--- EXTRACTED INFORMATION ---

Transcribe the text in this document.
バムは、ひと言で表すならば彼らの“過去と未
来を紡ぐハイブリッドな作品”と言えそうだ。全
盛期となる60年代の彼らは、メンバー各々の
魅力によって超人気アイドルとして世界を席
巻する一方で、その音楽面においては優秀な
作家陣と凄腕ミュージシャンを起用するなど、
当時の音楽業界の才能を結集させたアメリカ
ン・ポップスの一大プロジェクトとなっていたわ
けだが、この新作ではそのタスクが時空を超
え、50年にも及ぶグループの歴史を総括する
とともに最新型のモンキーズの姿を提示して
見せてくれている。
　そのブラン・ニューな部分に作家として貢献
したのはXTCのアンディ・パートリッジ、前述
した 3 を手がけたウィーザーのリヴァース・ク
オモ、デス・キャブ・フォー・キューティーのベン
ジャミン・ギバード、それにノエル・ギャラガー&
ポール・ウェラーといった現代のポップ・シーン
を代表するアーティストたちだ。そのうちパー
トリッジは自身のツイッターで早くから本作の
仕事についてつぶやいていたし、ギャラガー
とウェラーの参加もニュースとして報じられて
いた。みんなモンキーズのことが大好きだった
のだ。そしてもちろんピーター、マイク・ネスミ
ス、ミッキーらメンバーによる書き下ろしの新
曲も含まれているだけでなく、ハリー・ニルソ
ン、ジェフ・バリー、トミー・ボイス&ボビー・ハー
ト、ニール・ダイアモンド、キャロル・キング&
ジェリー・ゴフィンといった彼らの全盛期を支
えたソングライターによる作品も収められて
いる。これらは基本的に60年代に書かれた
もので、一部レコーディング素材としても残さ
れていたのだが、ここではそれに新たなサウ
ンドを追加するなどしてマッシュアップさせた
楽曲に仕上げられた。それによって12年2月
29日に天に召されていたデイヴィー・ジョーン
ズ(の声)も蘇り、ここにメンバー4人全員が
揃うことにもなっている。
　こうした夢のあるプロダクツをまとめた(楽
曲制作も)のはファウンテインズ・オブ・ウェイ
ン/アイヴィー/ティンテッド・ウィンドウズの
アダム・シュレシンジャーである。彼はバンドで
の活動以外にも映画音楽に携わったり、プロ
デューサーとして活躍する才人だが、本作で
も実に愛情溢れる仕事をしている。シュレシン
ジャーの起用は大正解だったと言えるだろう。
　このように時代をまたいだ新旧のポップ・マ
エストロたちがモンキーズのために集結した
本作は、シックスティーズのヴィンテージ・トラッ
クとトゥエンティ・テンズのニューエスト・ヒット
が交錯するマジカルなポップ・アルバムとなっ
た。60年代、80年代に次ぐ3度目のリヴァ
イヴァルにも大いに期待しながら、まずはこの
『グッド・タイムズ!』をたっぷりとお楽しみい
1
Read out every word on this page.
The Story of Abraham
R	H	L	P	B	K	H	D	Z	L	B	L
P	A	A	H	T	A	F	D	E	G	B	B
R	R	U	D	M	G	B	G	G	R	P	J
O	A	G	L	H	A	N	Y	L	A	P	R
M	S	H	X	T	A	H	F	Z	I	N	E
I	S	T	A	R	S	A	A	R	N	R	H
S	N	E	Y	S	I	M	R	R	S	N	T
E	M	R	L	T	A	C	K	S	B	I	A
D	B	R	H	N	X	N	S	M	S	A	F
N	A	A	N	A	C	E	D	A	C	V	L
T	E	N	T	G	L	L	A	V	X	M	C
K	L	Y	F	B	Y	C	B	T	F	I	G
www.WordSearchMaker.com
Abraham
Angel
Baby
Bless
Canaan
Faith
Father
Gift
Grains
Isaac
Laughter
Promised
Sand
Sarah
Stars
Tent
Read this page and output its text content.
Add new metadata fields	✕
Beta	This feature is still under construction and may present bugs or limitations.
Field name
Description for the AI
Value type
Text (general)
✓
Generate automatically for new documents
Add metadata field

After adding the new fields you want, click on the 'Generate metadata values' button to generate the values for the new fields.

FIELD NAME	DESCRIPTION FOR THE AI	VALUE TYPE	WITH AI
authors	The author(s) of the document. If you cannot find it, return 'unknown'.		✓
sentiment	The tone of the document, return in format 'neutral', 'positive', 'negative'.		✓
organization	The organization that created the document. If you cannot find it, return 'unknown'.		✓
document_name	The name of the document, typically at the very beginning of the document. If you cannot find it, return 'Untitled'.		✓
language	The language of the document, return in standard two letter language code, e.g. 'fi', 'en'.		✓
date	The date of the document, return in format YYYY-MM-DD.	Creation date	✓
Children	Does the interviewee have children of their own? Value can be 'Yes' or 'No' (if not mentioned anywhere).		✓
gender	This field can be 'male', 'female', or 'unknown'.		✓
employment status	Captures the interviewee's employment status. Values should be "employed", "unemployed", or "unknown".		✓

---

## GOAL:
In the entries above, locate every line with the word "cannot" and copy it.

## SOLUTION:
authors	The author(s) of the document. If you cannot find it, return 'unknown'.		✓
organization	The organization that created the document. If you cannot find it, return 'unknown'.		✓
document_name	The name of the document, typically at the very beginning of the document. If you cannot find it, return 'Untitled'.		✓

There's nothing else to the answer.